[Collected data entries]
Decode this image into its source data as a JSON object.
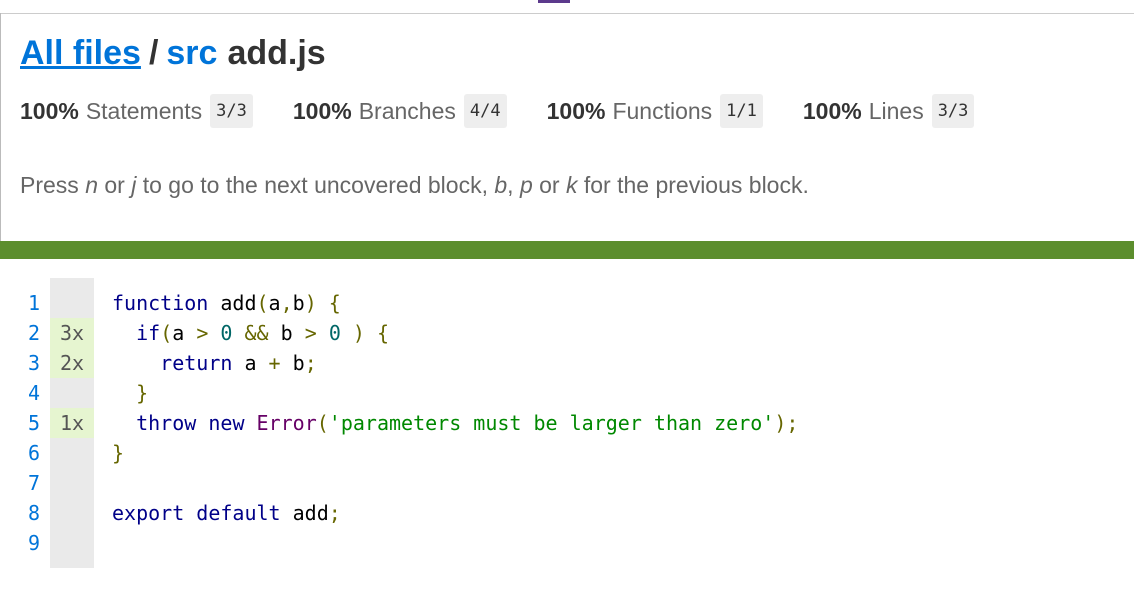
{
  "breadcrumb": {
    "all_files": "All files",
    "separator": "/",
    "folder": "src",
    "file": "add.js"
  },
  "stats": [
    {
      "pct": "100%",
      "label": "Statements",
      "fraction": "3/3"
    },
    {
      "pct": "100%",
      "label": "Branches",
      "fraction": "4/4"
    },
    {
      "pct": "100%",
      "label": "Functions",
      "fraction": "1/1"
    },
    {
      "pct": "100%",
      "label": "Lines",
      "fraction": "3/3"
    }
  ],
  "hint": {
    "t1": "Press ",
    "k1": "n",
    "t2": " or ",
    "k2": "j",
    "t3": " to go to the next uncovered block, ",
    "k3": "b",
    "t4": ", ",
    "k4": "p",
    "t5": " or ",
    "k5": "k",
    "t6": " for the previous block."
  },
  "colors": {
    "status_bar": "#5c8e2e",
    "link": "#0074d9",
    "covered_count_bg": "#e6f5d0"
  },
  "code": {
    "line_numbers": [
      "1",
      "2",
      "3",
      "4",
      "5",
      "6",
      "7",
      "8",
      "9"
    ],
    "counts": [
      "",
      "3x",
      "2x",
      "",
      "1x",
      "",
      "",
      "",
      ""
    ],
    "lines": [
      [
        {
          "c": "kw",
          "t": "function"
        },
        {
          "c": "pln",
          "t": " add"
        },
        {
          "c": "pun",
          "t": "("
        },
        {
          "c": "pln",
          "t": "a"
        },
        {
          "c": "pun",
          "t": ","
        },
        {
          "c": "pln",
          "t": "b"
        },
        {
          "c": "pun",
          "t": ")"
        },
        {
          "c": "pln",
          "t": " "
        },
        {
          "c": "pun",
          "t": "{"
        }
      ],
      [
        {
          "c": "pln",
          "t": "  "
        },
        {
          "c": "kw",
          "t": "if"
        },
        {
          "c": "pun",
          "t": "("
        },
        {
          "c": "pln",
          "t": "a "
        },
        {
          "c": "pun",
          "t": ">"
        },
        {
          "c": "pln",
          "t": " "
        },
        {
          "c": "lit",
          "t": "0"
        },
        {
          "c": "pln",
          "t": " "
        },
        {
          "c": "pun",
          "t": "&&"
        },
        {
          "c": "pln",
          "t": " b "
        },
        {
          "c": "pun",
          "t": ">"
        },
        {
          "c": "pln",
          "t": " "
        },
        {
          "c": "lit",
          "t": "0"
        },
        {
          "c": "pln",
          "t": " "
        },
        {
          "c": "pun",
          "t": ")"
        },
        {
          "c": "pln",
          "t": " "
        },
        {
          "c": "pun",
          "t": "{"
        }
      ],
      [
        {
          "c": "pln",
          "t": "    "
        },
        {
          "c": "kw",
          "t": "return"
        },
        {
          "c": "pln",
          "t": " a "
        },
        {
          "c": "pun",
          "t": "+"
        },
        {
          "c": "pln",
          "t": " b"
        },
        {
          "c": "pun",
          "t": ";"
        }
      ],
      [
        {
          "c": "pln",
          "t": "  "
        },
        {
          "c": "pun",
          "t": "}"
        }
      ],
      [
        {
          "c": "pln",
          "t": "  "
        },
        {
          "c": "kw",
          "t": "throw"
        },
        {
          "c": "pln",
          "t": " "
        },
        {
          "c": "kw",
          "t": "new"
        },
        {
          "c": "pln",
          "t": " "
        },
        {
          "c": "typ",
          "t": "Error"
        },
        {
          "c": "pun",
          "t": "("
        },
        {
          "c": "str",
          "t": "'parameters must be larger than zero'"
        },
        {
          "c": "pun",
          "t": ");"
        }
      ],
      [
        {
          "c": "pun",
          "t": "}"
        }
      ],
      [],
      [
        {
          "c": "kw",
          "t": "export"
        },
        {
          "c": "pln",
          "t": " "
        },
        {
          "c": "kw",
          "t": "default"
        },
        {
          "c": "pln",
          "t": " add"
        },
        {
          "c": "pun",
          "t": ";"
        }
      ],
      []
    ]
  }
}
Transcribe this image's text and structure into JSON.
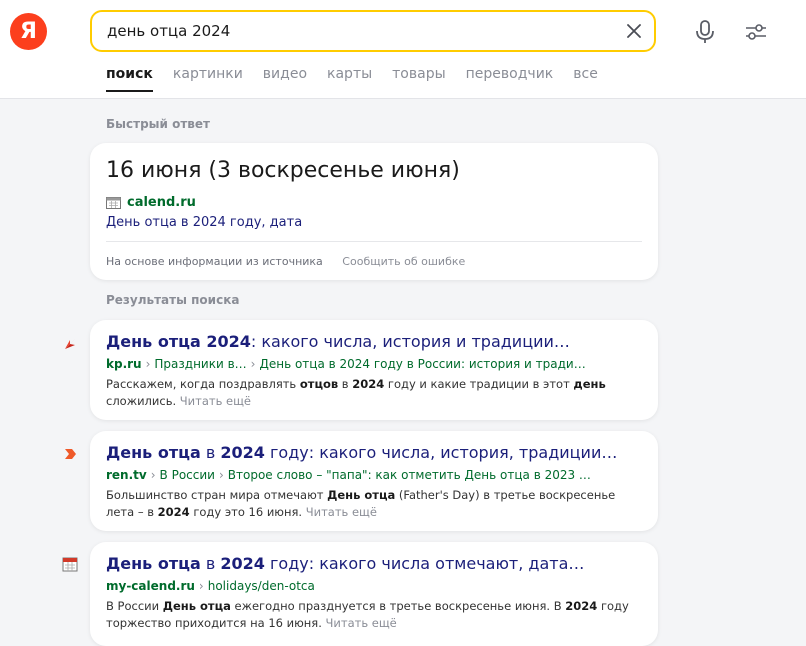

Exercise requirements
Find all the lines containing "fraction" in the material, then copy them.

Answer to the task
      "fraction": "3/3"
      "fraction": "4/4"
      "fraction": "1/1"
      "fraction": "3/3"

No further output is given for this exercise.